- _Lines of data_:
□ □ □
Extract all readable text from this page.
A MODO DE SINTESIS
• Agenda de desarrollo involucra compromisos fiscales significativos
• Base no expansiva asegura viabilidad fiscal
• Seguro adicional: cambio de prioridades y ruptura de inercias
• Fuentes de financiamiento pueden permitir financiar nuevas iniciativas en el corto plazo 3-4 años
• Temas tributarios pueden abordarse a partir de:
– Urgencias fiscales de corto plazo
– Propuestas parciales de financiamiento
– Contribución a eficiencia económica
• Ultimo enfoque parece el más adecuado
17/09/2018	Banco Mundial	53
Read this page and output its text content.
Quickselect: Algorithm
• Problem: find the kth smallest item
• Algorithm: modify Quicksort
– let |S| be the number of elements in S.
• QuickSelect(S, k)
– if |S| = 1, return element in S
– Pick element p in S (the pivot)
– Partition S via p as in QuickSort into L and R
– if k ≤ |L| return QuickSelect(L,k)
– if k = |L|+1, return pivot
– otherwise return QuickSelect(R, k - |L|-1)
□ □ □
- _GIVEN INSTRUCTION_: In the data above, tally the lines holding "plazo" and answer with the figure only.

- _ANSWER_: 2